### Task statement
Locate every line in the material below that has the word "screenshot". Copy each of those lines.

========================================

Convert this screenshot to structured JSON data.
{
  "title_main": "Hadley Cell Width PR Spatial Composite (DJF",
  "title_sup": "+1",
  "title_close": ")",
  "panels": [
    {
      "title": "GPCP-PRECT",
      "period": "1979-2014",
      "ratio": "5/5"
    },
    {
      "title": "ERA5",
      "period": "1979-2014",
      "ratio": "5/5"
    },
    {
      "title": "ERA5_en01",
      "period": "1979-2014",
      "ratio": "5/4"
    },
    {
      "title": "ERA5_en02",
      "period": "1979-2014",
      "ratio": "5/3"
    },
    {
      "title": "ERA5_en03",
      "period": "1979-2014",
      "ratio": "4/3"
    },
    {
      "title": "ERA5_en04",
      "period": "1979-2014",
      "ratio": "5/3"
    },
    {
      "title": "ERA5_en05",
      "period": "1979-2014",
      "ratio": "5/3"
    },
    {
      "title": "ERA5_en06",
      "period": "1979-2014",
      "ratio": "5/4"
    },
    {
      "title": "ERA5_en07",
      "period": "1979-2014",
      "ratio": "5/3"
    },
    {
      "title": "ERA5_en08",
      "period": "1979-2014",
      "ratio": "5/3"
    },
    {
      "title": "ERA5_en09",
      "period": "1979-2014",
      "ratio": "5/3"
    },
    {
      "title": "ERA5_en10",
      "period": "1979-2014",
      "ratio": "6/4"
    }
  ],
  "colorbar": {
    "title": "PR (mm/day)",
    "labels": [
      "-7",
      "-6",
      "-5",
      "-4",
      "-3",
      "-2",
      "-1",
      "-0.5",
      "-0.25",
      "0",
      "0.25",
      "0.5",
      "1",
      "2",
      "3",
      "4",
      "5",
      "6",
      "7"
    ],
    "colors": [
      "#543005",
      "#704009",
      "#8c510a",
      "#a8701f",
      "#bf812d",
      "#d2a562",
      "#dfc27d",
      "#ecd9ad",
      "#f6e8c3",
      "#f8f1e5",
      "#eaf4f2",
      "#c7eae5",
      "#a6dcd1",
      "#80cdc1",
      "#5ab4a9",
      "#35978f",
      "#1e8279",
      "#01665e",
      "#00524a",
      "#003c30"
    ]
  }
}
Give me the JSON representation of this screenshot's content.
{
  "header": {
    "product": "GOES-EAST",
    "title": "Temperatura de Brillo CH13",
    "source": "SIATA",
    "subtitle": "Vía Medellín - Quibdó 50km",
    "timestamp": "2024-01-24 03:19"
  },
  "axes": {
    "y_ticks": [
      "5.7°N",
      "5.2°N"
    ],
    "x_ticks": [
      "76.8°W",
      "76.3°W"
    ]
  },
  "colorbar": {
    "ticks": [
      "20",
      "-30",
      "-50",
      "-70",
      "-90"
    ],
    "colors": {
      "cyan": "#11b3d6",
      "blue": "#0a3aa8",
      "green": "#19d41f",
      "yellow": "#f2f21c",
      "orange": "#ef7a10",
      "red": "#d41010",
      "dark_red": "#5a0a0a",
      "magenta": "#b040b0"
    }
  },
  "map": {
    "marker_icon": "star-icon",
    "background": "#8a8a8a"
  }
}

========================================

### Output
Convert this screenshot to structured JSON data.
Give me the JSON representation of this screenshot's content.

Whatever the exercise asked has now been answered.